▸ **Exercise brief**
Reproduce the records below exactly as they appear.
⟨
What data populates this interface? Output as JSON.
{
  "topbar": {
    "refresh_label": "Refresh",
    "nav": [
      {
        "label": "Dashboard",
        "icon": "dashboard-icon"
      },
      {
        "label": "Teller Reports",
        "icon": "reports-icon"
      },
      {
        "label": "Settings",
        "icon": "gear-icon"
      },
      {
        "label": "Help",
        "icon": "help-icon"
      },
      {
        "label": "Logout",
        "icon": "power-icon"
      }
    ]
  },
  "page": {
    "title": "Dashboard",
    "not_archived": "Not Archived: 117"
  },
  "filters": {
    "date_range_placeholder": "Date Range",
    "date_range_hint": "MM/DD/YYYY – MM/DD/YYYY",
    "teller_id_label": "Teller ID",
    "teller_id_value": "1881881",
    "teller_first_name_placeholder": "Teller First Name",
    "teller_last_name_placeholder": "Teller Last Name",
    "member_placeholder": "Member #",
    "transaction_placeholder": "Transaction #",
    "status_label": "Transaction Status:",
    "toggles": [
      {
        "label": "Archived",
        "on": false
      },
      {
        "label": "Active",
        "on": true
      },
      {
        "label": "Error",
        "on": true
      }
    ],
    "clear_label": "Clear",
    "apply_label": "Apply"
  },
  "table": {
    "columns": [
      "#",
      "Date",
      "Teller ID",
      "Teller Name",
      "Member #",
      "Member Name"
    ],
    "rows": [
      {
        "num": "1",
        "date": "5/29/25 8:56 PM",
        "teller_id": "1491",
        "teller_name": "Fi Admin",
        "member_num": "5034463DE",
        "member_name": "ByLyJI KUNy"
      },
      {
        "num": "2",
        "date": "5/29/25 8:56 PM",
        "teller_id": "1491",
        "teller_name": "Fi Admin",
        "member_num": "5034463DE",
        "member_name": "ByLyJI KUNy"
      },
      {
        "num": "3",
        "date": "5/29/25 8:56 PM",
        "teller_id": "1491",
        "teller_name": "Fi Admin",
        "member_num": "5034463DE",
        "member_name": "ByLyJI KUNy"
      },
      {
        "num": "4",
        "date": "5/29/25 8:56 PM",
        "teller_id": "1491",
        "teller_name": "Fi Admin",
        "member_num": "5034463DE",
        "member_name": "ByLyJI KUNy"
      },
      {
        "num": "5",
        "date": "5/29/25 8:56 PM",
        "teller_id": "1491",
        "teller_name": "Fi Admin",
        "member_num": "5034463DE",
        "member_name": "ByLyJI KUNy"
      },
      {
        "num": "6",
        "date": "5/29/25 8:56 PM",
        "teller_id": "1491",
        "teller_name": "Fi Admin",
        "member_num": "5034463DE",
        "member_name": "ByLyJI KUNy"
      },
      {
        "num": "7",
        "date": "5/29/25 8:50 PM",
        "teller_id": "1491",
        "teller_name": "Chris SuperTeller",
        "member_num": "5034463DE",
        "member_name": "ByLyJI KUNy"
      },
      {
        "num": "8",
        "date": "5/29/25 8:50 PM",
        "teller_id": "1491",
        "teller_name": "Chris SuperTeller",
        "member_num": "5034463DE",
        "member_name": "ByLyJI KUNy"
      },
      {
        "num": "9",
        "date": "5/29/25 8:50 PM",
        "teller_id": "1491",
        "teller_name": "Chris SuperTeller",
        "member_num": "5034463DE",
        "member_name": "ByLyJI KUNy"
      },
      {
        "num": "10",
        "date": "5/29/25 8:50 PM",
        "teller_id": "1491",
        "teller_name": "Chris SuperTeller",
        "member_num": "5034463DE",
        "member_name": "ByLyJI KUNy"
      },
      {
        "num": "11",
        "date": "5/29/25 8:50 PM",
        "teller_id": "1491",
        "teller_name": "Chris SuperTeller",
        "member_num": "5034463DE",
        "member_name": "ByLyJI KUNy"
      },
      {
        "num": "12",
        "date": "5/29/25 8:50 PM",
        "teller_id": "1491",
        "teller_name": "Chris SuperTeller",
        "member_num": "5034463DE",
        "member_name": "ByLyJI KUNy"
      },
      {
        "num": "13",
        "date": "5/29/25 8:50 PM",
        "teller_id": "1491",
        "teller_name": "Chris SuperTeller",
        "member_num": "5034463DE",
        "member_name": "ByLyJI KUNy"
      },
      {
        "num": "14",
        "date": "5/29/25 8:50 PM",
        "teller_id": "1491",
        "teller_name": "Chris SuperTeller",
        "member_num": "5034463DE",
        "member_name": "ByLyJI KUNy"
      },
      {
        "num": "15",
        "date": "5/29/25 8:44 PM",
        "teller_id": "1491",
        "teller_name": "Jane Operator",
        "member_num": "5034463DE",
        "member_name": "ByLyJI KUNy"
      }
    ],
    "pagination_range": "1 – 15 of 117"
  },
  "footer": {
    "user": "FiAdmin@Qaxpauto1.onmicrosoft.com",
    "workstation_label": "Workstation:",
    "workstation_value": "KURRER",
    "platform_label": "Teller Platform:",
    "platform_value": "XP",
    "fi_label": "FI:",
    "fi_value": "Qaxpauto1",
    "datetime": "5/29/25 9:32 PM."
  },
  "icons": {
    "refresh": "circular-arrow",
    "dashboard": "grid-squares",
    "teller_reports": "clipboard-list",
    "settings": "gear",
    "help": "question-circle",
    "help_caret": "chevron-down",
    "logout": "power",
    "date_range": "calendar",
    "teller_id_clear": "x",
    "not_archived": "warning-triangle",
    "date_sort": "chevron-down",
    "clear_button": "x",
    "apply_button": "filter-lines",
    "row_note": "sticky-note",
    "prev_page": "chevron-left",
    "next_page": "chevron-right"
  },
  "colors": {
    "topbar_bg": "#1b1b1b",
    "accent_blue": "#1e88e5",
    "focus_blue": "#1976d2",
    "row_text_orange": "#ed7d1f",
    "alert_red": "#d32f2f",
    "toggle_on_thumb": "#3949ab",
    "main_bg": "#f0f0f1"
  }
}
⟩
▸ **Full output**
What data populates this interface? Output as JSON.
{
  "topbar": {
    "refresh_label": "Refresh",
    "nav": [
      {
        "label": "Dashboard",
        "icon": "dashboard-icon"
      },
      {
        "label": "Teller Reports",
        "icon": "reports-icon"
      },
      {
        "label": "Settings",
        "icon": "gear-icon"
      },
      {
        "label": "Help",
        "icon": "help-icon"
      },
      {
        "label": "Logout",
        "icon": "power-icon"
      }
    ]
  },
  "page": {
    "title": "Dashboard",
    "not_archived": "Not Archived: 117"
  },
  "filters": {
    "date_range_placeholder": "Date Range",
    "date_range_hint": "MM/DD/YYYY – MM/DD/YYYY",
    "teller_id_label": "Teller ID",
    "teller_id_value": "1881881",
    "teller_first_name_placeholder": "Teller First Name",
    "teller_last_name_placeholder": "Teller Last Name",
    "member_placeholder": "Member #",
    "transaction_placeholder": "Transaction #",
    "status_label": "Transaction Status:",
    "toggles": [
      {
        "label": "Archived",
        "on": false
      },
      {
        "label": "Active",
        "on": true
      },
      {
        "label": "Error",
        "on": true
      }
    ],
    "clear_label": "Clear",
    "apply_label": "Apply"
  },
  "table": {
    "columns": [
      "#",
      "Date",
      "Teller ID",
      "Teller Name",
      "Member #",
      "Member Name"
    ],
    "rows": [
      {
        "num": "1",
        "date": "5/29/25 8:56 PM",
        "teller_id": "1491",
        "teller_name": "Fi Admin",
        "member_num": "5034463DE",
        "member_name": "ByLyJI KUNy"
      },
      {
        "num": "2",
        "date": "5/29/25 8:56 PM",
        "teller_id": "1491",
        "teller_name": "Fi Admin",
        "member_num": "5034463DE",
        "member_name": "ByLyJI KUNy"
      },
      {
        "num": "3",
        "date": "5/29/25 8:56 PM",
        "teller_id": "1491",
        "teller_name": "Fi Admin",
        "member_num": "5034463DE",
        "member_name": "ByLyJI KUNy"
      },
      {
        "num": "4",
        "date": "5/29/25 8:56 PM",
        "teller_id": "1491",
        "teller_name": "Fi Admin",
        "member_num": "5034463DE",
        "member_name": "ByLyJI KUNy"
      },
      {
        "num": "5",
        "date": "5/29/25 8:56 PM",
        "teller_id": "1491",
        "teller_name": "Fi Admin",
        "member_num": "5034463DE",
        "member_name": "ByLyJI KUNy"
      },
      {
        "num": "6",
        "date": "5/29/25 8:56 PM",
        "teller_id": "1491",
        "teller_name": "Fi Admin",
        "member_num": "5034463DE",
        "member_name": "ByLyJI KUNy"
      },
      {
        "num": "7",
        "date": "5/29/25 8:50 PM",
        "teller_id": "1491",
        "teller_name": "Chris SuperTeller",
        "member_num": "5034463DE",
        "member_name": "ByLyJI KUNy"
      },
      {
        "num": "8",
        "date": "5/29/25 8:50 PM",
        "teller_id": "1491",
        "teller_name": "Chris SuperTeller",
        "member_num": "5034463DE",
        "member_name": "ByLyJI KUNy"
      },
      {
        "num": "9",
        "date": "5/29/25 8:50 PM",
        "teller_id": "1491",
        "teller_name": "Chris SuperTeller",
        "member_num": "5034463DE",
        "member_name": "ByLyJI KUNy"
      },
      {
        "num": "10",
        "date": "5/29/25 8:50 PM",
        "teller_id": "1491",
        "teller_name": "Chris SuperTeller",
        "member_num": "5034463DE",
        "member_name": "ByLyJI KUNy"
      },
      {
        "num": "11",
        "date": "5/29/25 8:50 PM",
        "teller_id": "1491",
        "teller_name": "Chris SuperTeller",
        "member_num": "5034463DE",
        "member_name": "ByLyJI KUNy"
      },
      {
        "num": "12",
        "date": "5/29/25 8:50 PM",
        "teller_id": "1491",
        "teller_name": "Chris SuperTeller",
        "member_num": "5034463DE",
        "member_name": "ByLyJI KUNy"
      },
      {
        "num": "13",
        "date": "5/29/25 8:50 PM",
        "teller_id": "1491",
        "teller_name": "Chris SuperTeller",
        "member_num": "5034463DE",
        "member_name": "ByLyJI KUNy"
      },
      {
        "num": "14",
        "date": "5/29/25 8:50 PM",
        "teller_id": "1491",
        "teller_name": "Chris SuperTeller",
        "member_num": "5034463DE",
        "member_name": "ByLyJI KUNy"
      },
      {
        "num": "15",
        "date": "5/29/25 8:44 PM",
        "teller_id": "1491",
        "teller_name": "Jane Operator",
        "member_num": "5034463DE",
        "member_name": "ByLyJI KUNy"
      }
    ],
    "pagination_range": "1 – 15 of 117"
  },
  "footer": {
    "user": "FiAdmin@Qaxpauto1.onmicrosoft.com",
    "workstation_label": "Workstation:",
    "workstation_value": "KURRER",
    "platform_label": "Teller Platform:",
    "platform_value": "XP",
    "fi_label": "FI:",
    "fi_value": "Qaxpauto1",
    "datetime": "5/29/25 9:32 PM."
  },
  "icons": {
    "refresh": "circular-arrow",
    "dashboard": "grid-squares",
    "teller_reports": "clipboard-list",
    "settings": "gear",
    "help": "question-circle",
    "help_caret": "chevron-down",
    "logout": "power",
    "date_range": "calendar",
    "teller_id_clear": "x",
    "not_archived": "warning-triangle",
    "date_sort": "chevron-down",
    "clear_button": "x",
    "apply_button": "filter-lines",
    "row_note": "sticky-note",
    "prev_page": "chevron-left",
    "next_page": "chevron-right"
  },
  "colors": {
    "topbar_bg": "#1b1b1b",
    "accent_blue": "#1e88e5",
    "focus_blue": "#1976d2",
    "row_text_orange": "#ed7d1f",
    "alert_red": "#d32f2f",
    "toggle_on_thumb": "#3949ab",
    "main_bg": "#f0f0f1"
  }
}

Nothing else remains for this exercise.